[What is needed]
Output the full listing word for word.

-------- Extracted material

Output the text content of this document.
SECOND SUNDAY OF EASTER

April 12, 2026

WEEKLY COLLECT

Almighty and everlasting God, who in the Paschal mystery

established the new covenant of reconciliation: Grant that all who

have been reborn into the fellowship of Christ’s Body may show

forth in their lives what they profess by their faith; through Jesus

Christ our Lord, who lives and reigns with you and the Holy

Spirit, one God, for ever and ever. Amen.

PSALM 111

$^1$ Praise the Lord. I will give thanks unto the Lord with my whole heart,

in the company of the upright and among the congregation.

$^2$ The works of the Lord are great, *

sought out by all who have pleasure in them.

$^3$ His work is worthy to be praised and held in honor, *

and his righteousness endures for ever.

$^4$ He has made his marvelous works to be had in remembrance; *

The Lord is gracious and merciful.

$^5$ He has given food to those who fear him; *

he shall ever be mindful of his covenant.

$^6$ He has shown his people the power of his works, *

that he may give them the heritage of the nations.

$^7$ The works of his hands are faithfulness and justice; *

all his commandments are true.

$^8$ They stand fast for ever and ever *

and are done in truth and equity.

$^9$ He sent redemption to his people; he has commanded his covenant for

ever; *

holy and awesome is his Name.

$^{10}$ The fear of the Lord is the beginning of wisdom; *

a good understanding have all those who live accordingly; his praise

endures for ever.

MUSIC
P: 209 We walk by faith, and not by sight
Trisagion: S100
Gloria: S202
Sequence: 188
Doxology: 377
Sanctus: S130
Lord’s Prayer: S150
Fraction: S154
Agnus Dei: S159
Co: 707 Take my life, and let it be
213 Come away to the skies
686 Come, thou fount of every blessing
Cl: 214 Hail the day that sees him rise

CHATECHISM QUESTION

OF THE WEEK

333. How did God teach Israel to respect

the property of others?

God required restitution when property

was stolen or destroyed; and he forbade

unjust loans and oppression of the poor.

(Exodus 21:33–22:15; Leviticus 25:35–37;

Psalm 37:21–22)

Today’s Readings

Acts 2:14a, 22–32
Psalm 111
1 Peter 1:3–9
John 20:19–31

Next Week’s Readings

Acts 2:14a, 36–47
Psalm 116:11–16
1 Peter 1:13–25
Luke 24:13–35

----------------

[Complete answer]
Output the text content of this document.
SECOND SUNDAY OF EASTER

April 12, 2026

WEEKLY COLLECT

Almighty and everlasting God, who in the Paschal mystery

established the new covenant of reconciliation: Grant that all who

have been reborn into the fellowship of Christ’s Body may show

forth in their lives what they profess by their faith; through Jesus

Christ our Lord, who lives and reigns with you and the Holy

Spirit, one God, for ever and ever. Amen.

PSALM 111

$^1$ Praise the Lord. I will give thanks unto the Lord with my whole heart,

in the company of the upright and among the congregation.

$^2$ The works of the Lord are great, *

sought out by all who have pleasure in them.

$^3$ His work is worthy to be praised and held in honor, *

and his righteousness endures for ever.

$^4$ He has made his marvelous works to be had in remembrance; *

The Lord is gracious and merciful.

$^5$ He has given food to those who fear him; *

he shall ever be mindful of his covenant.

$^6$ He has shown his people the power of his works, *

that he may give them the heritage of the nations.

$^7$ The works of his hands are faithfulness and justice; *

all his commandments are true.

$^8$ They stand fast for ever and ever *

and are done in truth and equity.

$^9$ He sent redemption to his people; he has commanded his covenant for

ever; *

holy and awesome is his Name.

$^{10}$ The fear of the Lord is the beginning of wisdom; *

a good understanding have all those who live accordingly; his praise

endures for ever.

MUSIC
P: 209 We walk by faith, and not by sight
Trisagion: S100
Gloria: S202
Sequence: 188
Doxology: 377
Sanctus: S130
Lord’s Prayer: S150
Fraction: S154
Agnus Dei: S159
Co: 707 Take my life, and let it be
213 Come away to the skies
686 Come, thou fount of every blessing
Cl: 214 Hail the day that sees him rise

CHATECHISM QUESTION

OF THE WEEK

333. How did God teach Israel to respect

the property of others?

God required restitution when property

was stolen or destroyed; and he forbade

unjust loans and oppression of the poor.

(Exodus 21:33–22:15; Leviticus 25:35–37;

Psalm 37:21–22)

Today’s Readings

Acts 2:14a, 22–32
Psalm 111
1 Peter 1:3–9
John 20:19–31

Next Week’s Readings

Acts 2:14a, 36–47
Psalm 116:11–16
1 Peter 1:13–25
Luke 24:13–35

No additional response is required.